_Given task_.
Could you update the lines starting at the first one and ending at the one containing "contour-line-318 xyxy=(70,426,948,447)", swapping "colorbar-label" for "colorbar-tick" while keeping everything else the same, and give back only those lines?

_Dataset records_.

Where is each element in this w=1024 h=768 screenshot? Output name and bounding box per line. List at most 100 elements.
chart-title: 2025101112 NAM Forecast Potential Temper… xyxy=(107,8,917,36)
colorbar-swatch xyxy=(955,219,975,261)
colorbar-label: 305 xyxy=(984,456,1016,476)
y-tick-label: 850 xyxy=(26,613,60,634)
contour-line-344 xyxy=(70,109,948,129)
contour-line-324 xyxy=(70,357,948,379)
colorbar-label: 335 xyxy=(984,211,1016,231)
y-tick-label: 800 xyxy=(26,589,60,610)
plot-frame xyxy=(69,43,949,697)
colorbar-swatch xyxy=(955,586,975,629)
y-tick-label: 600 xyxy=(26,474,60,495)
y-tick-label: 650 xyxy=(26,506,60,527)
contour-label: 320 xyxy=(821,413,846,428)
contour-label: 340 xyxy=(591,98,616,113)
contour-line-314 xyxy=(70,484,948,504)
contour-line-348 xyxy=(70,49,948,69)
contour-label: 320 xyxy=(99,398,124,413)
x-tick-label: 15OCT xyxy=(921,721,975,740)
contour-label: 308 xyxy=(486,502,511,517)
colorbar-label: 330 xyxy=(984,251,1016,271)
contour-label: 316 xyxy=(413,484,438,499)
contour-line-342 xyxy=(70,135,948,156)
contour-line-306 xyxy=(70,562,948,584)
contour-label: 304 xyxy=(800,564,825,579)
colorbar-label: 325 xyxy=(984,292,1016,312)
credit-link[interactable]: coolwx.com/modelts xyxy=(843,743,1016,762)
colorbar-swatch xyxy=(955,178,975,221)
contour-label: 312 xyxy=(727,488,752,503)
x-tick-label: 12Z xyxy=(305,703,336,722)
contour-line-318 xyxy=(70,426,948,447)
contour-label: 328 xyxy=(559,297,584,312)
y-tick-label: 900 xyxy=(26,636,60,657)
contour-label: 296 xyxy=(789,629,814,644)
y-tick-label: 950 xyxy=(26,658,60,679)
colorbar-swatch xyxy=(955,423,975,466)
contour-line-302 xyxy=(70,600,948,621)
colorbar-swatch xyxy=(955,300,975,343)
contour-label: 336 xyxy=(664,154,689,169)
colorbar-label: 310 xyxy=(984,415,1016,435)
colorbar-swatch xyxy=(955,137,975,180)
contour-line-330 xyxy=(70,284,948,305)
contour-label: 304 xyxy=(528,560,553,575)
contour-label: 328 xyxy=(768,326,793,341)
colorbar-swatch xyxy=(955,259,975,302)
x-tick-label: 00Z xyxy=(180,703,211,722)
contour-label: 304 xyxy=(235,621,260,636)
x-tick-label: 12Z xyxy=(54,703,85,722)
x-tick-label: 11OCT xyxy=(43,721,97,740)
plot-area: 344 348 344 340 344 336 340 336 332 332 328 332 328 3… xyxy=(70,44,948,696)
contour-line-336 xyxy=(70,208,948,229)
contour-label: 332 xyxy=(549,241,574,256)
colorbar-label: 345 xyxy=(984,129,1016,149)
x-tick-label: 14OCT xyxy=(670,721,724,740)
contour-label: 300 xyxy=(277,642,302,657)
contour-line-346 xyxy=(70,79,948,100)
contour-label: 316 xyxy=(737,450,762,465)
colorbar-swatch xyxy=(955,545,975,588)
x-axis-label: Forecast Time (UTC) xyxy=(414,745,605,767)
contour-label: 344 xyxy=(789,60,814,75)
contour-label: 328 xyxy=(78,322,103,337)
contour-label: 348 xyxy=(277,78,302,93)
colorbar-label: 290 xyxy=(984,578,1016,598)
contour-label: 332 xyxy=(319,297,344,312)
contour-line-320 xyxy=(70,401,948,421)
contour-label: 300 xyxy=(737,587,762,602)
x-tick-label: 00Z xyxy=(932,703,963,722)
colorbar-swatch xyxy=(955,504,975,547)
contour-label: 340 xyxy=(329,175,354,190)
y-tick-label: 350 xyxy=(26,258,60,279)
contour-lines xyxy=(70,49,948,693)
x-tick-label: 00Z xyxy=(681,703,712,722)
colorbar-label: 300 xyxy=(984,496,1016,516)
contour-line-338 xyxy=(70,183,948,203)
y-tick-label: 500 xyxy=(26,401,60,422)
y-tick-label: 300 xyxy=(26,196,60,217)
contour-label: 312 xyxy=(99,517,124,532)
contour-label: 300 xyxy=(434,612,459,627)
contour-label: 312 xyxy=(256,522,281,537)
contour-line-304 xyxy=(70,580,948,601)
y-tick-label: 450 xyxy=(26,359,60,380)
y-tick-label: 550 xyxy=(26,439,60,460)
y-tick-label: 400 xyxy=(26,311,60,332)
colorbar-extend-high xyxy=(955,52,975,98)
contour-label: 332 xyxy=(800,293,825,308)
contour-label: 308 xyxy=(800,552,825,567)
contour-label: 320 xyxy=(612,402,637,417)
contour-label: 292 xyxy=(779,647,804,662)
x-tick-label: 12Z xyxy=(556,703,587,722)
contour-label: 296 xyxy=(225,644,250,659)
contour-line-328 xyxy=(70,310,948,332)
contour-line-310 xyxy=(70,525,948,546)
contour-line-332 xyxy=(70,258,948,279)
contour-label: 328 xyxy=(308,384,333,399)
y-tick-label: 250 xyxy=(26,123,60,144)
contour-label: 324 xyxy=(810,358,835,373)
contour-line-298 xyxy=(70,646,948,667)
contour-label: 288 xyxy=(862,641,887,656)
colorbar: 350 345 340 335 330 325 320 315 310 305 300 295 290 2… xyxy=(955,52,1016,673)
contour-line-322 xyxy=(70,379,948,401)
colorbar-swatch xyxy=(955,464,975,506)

_Worked answer_.
Where is each element in this w=1024 h=768 screenshot? Output name and bounding box per line. List at most 100 elements.
chart-title: 2025101112 NAM Forecast Potential Temper… xyxy=(107,8,917,36)
colorbar-swatch xyxy=(955,219,975,261)
colorbar-tick: 305 xyxy=(984,456,1016,476)
y-tick-label: 850 xyxy=(26,613,60,634)
contour-line-344 xyxy=(70,109,948,129)
contour-line-324 xyxy=(70,357,948,379)
colorbar-tick: 335 xyxy=(984,211,1016,231)
y-tick-label: 800 xyxy=(26,589,60,610)
plot-frame xyxy=(69,43,949,697)
colorbar-swatch xyxy=(955,586,975,629)
y-tick-label: 600 xyxy=(26,474,60,495)
y-tick-label: 650 xyxy=(26,506,60,527)
contour-label: 320 xyxy=(821,413,846,428)
contour-label: 340 xyxy=(591,98,616,113)
contour-line-314 xyxy=(70,484,948,504)
contour-line-348 xyxy=(70,49,948,69)
contour-label: 320 xyxy=(99,398,124,413)
x-tick-label: 15OCT xyxy=(921,721,975,740)
contour-label: 308 xyxy=(486,502,511,517)
colorbar-tick: 330 xyxy=(984,251,1016,271)
contour-label: 316 xyxy=(413,484,438,499)
contour-line-342 xyxy=(70,135,948,156)
contour-line-306 xyxy=(70,562,948,584)
contour-label: 304 xyxy=(800,564,825,579)
colorbar-tick: 325 xyxy=(984,292,1016,312)
credit-link[interactable]: coolwx.com/modelts xyxy=(843,743,1016,762)
colorbar-swatch xyxy=(955,178,975,221)
contour-label: 312 xyxy=(727,488,752,503)
x-tick-label: 12Z xyxy=(305,703,336,722)
contour-line-318 xyxy=(70,426,948,447)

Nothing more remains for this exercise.